**Challenge**: The line containing "Transcribe the text in this document." marks the start; extract exactly from it through the last line of the entries, and omit any pictures.

Data extracted from a collection
***
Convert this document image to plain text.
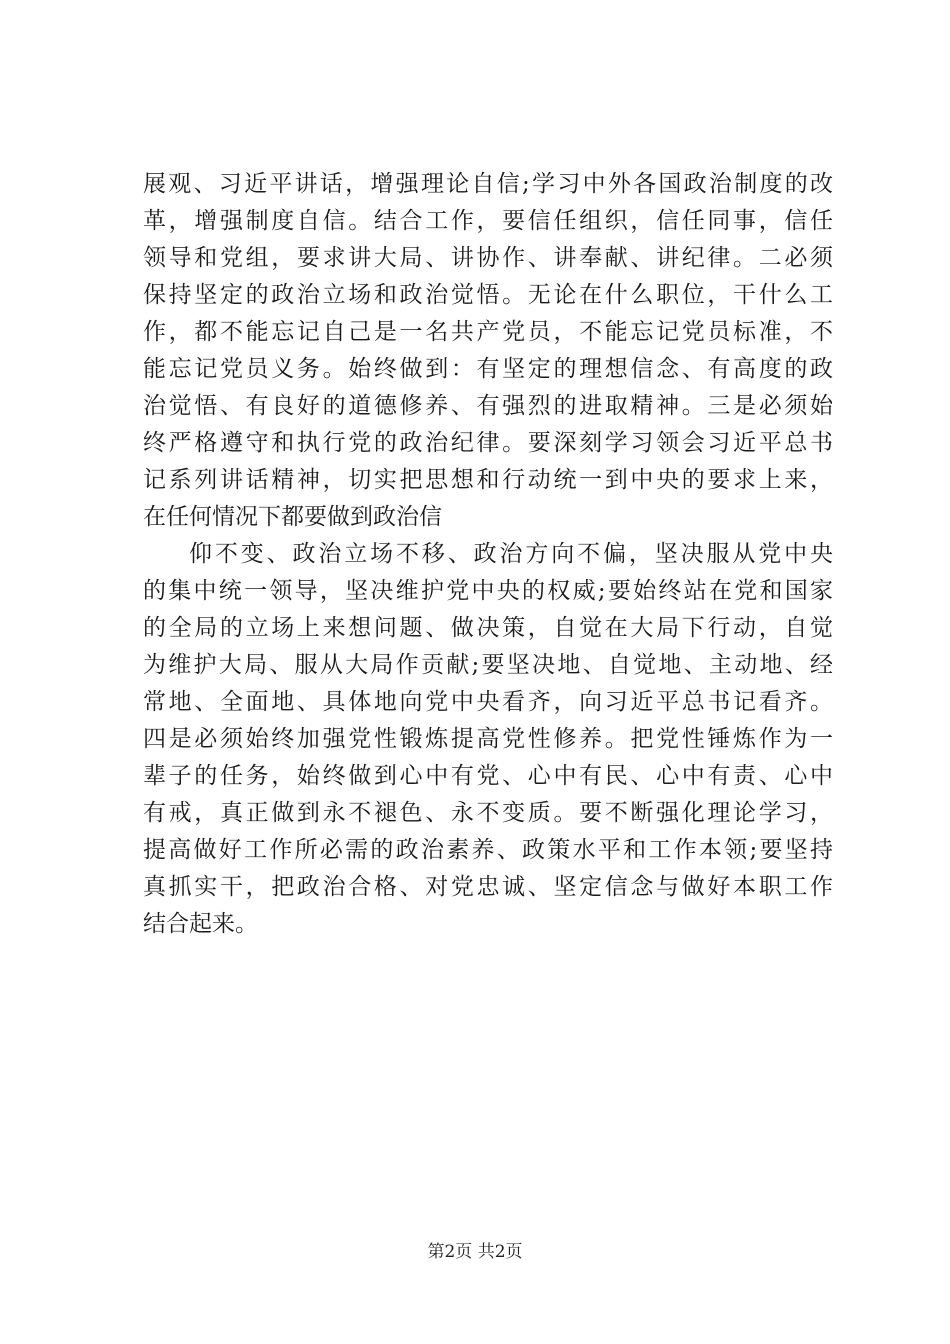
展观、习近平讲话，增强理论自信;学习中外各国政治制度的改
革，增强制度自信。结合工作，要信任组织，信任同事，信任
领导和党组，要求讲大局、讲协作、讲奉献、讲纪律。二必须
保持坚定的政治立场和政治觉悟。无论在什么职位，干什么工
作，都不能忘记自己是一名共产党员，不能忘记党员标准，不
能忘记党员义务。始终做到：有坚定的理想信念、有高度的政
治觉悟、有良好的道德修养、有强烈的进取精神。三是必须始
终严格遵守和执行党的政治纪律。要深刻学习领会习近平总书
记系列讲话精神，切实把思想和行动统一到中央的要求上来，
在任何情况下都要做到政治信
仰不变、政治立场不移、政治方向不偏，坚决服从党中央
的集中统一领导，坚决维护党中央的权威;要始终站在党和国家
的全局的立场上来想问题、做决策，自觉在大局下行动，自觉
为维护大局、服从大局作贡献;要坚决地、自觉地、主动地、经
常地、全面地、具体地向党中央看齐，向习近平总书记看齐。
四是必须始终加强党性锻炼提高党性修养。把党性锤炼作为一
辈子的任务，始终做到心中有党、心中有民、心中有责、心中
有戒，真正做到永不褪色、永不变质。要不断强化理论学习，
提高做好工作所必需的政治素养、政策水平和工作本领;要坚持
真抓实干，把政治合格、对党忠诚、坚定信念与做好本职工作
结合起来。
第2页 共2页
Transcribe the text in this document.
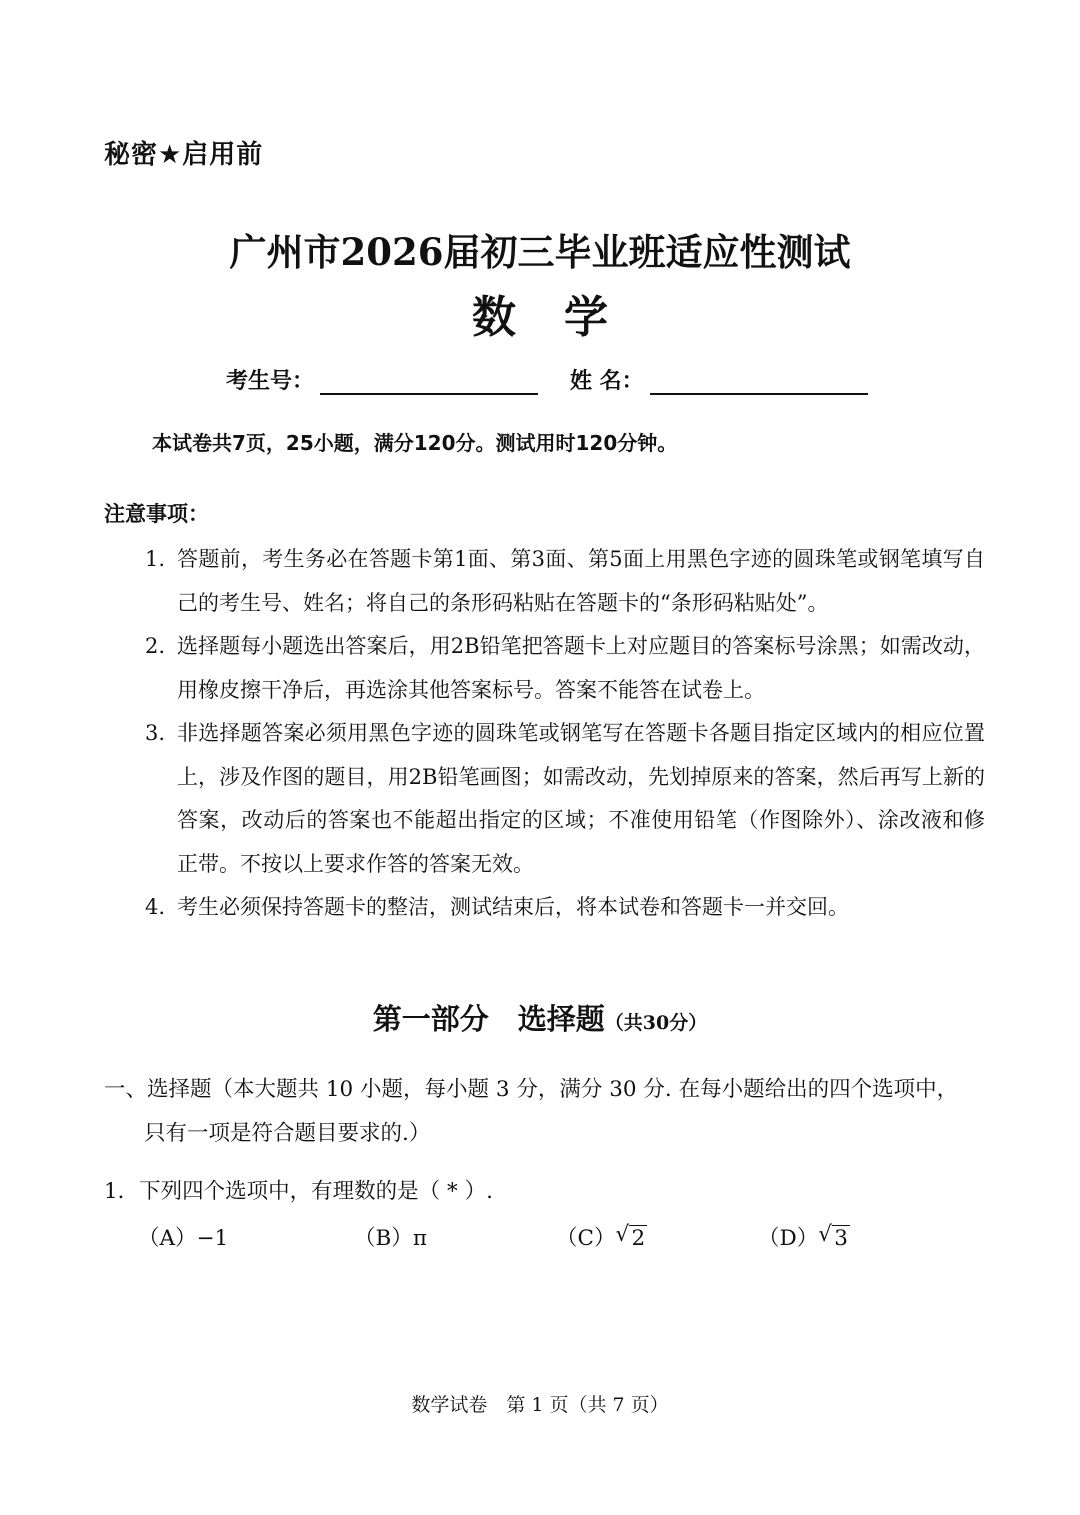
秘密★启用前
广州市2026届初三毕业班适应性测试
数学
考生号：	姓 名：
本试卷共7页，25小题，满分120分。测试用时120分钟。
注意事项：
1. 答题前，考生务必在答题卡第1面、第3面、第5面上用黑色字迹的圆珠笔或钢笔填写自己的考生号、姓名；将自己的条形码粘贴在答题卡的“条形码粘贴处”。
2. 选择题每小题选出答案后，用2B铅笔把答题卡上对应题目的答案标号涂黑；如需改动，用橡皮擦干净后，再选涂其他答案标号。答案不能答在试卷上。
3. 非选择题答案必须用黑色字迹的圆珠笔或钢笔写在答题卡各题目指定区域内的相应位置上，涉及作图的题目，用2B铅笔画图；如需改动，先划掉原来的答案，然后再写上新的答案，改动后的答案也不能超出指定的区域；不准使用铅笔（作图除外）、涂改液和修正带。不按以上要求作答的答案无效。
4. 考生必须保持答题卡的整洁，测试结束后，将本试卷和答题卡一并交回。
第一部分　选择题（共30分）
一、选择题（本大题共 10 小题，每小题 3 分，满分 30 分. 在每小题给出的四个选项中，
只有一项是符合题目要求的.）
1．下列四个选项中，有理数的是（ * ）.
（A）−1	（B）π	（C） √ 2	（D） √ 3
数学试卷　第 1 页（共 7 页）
***
**Finished exercise**:
Transcribe the text in this document.
秘密★启用前
广州市2026届初三毕业班适应性测试
数学
考生号：	姓 名：
本试卷共7页，25小题，满分120分。测试用时120分钟。
注意事项：
1. 答题前，考生务必在答题卡第1面、第3面、第5面上用黑色字迹的圆珠笔或钢笔填写自己的考生号、姓名；将自己的条形码粘贴在答题卡的“条形码粘贴处”。
2. 选择题每小题选出答案后，用2B铅笔把答题卡上对应题目的答案标号涂黑；如需改动，用橡皮擦干净后，再选涂其他答案标号。答案不能答在试卷上。
3. 非选择题答案必须用黑色字迹的圆珠笔或钢笔写在答题卡各题目指定区域内的相应位置上，涉及作图的题目，用2B铅笔画图；如需改动，先划掉原来的答案，然后再写上新的答案，改动后的答案也不能超出指定的区域；不准使用铅笔（作图除外）、涂改液和修正带。不按以上要求作答的答案无效。
4. 考生必须保持答题卡的整洁，测试结束后，将本试卷和答题卡一并交回。
第一部分　选择题（共30分）
一、选择题（本大题共 10 小题，每小题 3 分，满分 30 分. 在每小题给出的四个选项中，
只有一项是符合题目要求的.）
1．下列四个选项中，有理数的是（ * ）.
（A）−1	（B）π	（C） √ 2	（D） √ 3
数学试卷　第 1 页（共 7 页）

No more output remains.